◆ Challenge ◆
Pick out all lines in the listing holding the string "Издательство" and copy them.

* * *

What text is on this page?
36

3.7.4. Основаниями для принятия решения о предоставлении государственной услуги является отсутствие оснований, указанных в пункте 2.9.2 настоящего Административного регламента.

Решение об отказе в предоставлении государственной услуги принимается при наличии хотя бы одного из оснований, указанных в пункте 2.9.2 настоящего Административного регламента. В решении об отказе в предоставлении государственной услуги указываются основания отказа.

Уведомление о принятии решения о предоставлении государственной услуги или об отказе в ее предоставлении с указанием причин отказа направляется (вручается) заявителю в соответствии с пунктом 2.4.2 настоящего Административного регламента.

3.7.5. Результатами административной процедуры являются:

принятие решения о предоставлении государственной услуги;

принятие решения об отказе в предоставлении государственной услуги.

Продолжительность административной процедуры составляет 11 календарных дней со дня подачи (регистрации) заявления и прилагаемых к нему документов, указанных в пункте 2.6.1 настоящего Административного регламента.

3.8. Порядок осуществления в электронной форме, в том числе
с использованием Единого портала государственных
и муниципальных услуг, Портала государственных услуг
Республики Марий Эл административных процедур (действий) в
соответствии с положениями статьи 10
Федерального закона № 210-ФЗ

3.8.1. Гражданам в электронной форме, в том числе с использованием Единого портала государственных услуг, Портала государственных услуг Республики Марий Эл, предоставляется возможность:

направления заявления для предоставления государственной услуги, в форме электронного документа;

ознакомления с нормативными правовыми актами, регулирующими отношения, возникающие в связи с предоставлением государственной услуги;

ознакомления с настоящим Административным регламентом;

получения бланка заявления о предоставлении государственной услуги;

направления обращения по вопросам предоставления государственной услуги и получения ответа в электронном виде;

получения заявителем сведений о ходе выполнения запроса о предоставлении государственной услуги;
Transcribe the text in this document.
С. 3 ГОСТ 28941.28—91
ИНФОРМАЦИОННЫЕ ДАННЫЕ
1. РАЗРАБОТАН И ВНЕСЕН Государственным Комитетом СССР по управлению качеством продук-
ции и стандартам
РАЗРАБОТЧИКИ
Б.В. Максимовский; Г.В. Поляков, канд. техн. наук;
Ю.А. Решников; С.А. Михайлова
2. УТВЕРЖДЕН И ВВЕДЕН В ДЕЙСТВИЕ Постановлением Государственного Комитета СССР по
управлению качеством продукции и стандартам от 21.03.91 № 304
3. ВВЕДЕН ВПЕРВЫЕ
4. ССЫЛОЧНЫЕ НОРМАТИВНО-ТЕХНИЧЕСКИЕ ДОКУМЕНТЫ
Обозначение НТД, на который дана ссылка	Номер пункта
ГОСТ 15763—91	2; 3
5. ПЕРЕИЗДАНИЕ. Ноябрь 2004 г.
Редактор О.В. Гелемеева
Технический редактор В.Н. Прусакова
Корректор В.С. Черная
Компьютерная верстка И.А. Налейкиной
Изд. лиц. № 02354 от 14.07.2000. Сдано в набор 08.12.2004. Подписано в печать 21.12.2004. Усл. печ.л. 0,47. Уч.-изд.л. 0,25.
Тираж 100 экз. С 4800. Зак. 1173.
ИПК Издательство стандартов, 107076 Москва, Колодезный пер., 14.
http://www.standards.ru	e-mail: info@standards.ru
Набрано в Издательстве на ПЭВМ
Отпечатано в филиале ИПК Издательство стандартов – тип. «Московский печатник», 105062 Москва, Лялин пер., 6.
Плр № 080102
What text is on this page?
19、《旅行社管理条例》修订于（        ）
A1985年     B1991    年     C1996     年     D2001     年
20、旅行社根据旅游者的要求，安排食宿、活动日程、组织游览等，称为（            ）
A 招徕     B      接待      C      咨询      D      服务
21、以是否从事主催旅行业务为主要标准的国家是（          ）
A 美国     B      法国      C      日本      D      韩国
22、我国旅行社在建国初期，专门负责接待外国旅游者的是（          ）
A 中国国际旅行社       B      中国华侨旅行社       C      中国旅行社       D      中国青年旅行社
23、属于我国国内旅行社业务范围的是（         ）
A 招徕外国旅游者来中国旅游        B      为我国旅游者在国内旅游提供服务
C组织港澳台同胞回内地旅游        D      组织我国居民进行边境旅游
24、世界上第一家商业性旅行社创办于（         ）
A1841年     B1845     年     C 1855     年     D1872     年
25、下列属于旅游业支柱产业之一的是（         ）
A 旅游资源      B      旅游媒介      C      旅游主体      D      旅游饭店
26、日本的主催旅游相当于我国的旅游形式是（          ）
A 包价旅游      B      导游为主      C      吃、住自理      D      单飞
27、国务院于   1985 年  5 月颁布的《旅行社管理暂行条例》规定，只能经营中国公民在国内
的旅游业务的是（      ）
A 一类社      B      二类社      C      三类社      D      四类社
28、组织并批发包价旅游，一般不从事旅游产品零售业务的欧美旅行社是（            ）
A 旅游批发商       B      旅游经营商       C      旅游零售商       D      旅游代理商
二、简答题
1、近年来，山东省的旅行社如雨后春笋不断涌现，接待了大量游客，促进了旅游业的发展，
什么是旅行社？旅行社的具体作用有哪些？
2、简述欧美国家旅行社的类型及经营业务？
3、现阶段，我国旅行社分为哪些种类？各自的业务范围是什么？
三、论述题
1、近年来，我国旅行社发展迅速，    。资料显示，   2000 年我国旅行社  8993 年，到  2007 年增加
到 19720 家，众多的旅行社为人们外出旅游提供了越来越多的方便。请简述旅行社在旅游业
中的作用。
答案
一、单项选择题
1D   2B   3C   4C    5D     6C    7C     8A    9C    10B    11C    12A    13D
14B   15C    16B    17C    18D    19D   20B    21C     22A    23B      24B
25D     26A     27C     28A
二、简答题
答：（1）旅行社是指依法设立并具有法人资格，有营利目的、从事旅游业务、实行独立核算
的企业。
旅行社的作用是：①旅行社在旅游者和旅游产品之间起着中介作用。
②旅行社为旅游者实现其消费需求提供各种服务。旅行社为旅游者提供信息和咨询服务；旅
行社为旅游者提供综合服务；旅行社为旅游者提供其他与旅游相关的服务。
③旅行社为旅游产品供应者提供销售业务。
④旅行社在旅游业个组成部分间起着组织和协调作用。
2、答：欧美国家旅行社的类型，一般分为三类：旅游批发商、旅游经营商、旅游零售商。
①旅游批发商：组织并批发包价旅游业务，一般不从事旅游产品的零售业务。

* * *

◆ Output for this task ◆
ИПК Издательство стандартов, 107076 Москва, Колодезный пер., 14.
Отпечатано в филиале ИПК Издательство стандартов – тип. «Московский печатник», 105062 Москва, Лялин пер., 6.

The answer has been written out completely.